EXERCISE AIM → Extract every line of the material below that contains the string "screenshot".

Data items →

+++

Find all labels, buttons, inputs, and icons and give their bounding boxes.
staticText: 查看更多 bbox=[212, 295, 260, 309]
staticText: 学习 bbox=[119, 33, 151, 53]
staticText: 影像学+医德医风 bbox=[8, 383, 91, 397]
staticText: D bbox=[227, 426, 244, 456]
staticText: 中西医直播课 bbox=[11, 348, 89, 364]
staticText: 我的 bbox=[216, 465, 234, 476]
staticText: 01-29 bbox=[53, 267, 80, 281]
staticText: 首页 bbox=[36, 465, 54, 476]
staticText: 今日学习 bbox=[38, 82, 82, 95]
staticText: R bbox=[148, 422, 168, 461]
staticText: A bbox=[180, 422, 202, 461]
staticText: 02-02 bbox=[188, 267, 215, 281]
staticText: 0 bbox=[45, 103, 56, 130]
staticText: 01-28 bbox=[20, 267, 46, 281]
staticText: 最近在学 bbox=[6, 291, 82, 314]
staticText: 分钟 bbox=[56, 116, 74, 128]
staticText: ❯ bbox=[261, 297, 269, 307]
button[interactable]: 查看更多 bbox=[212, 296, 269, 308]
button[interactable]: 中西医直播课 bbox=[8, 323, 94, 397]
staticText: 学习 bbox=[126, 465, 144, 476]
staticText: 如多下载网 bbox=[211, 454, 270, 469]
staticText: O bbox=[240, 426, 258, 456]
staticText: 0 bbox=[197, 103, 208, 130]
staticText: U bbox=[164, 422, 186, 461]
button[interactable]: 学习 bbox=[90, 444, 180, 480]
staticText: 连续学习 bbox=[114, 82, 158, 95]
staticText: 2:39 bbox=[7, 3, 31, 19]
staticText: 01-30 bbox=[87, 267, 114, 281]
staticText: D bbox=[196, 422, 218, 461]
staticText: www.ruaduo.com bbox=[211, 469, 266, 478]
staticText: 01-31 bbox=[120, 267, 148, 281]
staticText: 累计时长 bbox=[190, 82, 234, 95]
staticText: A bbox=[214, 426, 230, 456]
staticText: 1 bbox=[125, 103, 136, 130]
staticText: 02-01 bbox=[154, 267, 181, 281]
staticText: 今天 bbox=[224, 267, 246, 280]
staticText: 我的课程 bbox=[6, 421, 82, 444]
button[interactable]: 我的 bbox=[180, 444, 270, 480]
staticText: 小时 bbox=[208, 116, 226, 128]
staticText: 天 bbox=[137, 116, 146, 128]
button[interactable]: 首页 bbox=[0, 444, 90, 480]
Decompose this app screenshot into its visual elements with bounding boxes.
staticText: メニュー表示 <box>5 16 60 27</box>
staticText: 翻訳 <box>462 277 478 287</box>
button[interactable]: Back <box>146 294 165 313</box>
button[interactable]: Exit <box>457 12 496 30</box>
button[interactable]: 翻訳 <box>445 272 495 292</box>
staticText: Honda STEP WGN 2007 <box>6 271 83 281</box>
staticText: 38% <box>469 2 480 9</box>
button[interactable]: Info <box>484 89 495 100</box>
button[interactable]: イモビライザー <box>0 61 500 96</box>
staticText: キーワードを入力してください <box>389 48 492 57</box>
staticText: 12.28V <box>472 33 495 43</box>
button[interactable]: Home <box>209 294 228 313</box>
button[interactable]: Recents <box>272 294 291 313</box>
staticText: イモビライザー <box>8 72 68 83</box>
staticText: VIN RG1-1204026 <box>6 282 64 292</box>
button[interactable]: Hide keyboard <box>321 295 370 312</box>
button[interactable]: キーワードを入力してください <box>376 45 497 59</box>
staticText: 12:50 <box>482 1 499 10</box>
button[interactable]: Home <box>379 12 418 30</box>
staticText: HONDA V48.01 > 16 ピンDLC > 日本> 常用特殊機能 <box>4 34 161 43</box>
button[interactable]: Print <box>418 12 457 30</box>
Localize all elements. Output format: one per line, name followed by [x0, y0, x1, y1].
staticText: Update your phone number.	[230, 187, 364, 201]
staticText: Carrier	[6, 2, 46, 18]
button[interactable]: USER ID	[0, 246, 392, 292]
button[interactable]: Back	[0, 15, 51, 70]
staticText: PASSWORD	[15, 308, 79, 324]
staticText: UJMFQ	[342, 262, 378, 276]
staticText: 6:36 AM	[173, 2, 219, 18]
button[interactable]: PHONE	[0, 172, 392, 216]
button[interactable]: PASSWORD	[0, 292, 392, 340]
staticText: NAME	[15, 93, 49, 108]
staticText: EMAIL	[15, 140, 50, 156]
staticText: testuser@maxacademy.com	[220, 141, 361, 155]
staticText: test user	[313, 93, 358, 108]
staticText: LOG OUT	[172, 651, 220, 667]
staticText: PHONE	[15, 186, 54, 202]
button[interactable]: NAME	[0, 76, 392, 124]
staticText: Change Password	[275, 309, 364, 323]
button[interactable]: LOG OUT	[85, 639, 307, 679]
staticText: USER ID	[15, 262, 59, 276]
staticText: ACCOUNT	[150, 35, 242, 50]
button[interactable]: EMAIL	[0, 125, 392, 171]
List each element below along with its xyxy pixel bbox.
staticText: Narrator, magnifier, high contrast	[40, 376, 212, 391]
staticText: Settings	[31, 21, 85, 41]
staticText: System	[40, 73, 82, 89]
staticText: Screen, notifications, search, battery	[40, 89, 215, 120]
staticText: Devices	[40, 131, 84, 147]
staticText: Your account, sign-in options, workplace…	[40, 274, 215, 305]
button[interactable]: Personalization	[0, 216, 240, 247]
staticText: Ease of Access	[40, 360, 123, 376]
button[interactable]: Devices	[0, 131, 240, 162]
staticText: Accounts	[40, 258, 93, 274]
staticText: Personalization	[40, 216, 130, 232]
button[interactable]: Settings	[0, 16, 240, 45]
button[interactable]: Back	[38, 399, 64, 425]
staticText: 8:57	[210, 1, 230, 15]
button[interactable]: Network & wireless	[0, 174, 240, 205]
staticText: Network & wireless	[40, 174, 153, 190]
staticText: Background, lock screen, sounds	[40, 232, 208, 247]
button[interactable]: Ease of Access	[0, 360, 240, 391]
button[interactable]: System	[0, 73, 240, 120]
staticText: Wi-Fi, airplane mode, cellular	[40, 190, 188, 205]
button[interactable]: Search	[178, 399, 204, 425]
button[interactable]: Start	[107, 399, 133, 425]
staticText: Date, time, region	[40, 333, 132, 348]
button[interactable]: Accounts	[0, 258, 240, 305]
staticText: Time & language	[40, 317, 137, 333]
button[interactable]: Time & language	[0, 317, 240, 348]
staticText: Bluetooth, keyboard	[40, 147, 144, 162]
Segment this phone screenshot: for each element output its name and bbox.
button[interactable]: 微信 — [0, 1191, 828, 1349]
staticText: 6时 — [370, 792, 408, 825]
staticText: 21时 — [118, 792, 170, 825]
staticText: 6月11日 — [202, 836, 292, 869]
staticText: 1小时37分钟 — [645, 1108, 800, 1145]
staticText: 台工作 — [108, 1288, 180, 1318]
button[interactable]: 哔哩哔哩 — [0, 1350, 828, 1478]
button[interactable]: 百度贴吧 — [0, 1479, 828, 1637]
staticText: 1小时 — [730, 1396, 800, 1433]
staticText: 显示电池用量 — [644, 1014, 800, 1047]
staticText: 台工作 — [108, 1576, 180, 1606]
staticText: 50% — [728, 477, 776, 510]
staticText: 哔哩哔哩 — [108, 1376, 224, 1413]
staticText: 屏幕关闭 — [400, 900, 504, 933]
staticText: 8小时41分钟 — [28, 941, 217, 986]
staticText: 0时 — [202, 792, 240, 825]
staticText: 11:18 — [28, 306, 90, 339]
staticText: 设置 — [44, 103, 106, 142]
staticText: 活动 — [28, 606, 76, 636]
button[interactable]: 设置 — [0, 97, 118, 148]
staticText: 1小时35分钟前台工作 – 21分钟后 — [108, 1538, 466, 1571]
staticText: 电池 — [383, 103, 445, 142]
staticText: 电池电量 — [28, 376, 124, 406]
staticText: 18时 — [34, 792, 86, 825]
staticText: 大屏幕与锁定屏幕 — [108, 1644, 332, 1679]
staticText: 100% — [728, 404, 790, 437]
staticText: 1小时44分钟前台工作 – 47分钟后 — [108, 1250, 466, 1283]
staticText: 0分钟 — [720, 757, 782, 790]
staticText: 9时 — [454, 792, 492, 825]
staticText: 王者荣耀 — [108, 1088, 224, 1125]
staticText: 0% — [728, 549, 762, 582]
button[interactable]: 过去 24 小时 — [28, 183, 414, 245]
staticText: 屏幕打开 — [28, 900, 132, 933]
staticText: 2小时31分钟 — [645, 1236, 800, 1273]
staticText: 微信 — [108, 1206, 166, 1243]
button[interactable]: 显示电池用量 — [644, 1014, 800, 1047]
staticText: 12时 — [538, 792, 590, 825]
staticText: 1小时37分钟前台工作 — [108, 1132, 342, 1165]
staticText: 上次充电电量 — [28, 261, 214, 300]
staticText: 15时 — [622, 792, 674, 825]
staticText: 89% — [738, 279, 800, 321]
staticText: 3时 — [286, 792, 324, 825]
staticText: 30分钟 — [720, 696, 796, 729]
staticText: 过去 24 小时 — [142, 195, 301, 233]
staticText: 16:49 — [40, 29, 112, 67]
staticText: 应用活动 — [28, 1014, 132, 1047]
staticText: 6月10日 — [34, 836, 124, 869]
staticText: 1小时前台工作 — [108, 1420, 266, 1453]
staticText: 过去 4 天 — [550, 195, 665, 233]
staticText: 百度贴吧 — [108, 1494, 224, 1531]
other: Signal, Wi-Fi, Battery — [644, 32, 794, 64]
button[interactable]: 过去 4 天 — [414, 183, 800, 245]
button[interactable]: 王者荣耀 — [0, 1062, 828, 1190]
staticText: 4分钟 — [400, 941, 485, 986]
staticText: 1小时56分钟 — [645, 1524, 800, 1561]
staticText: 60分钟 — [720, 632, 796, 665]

+++

ANSWER TO THE EXERCISE →
Decompose this app screenshot into its visual elements with bounding boxes.
Segment this phone screenshot: for each element output its name and bbox.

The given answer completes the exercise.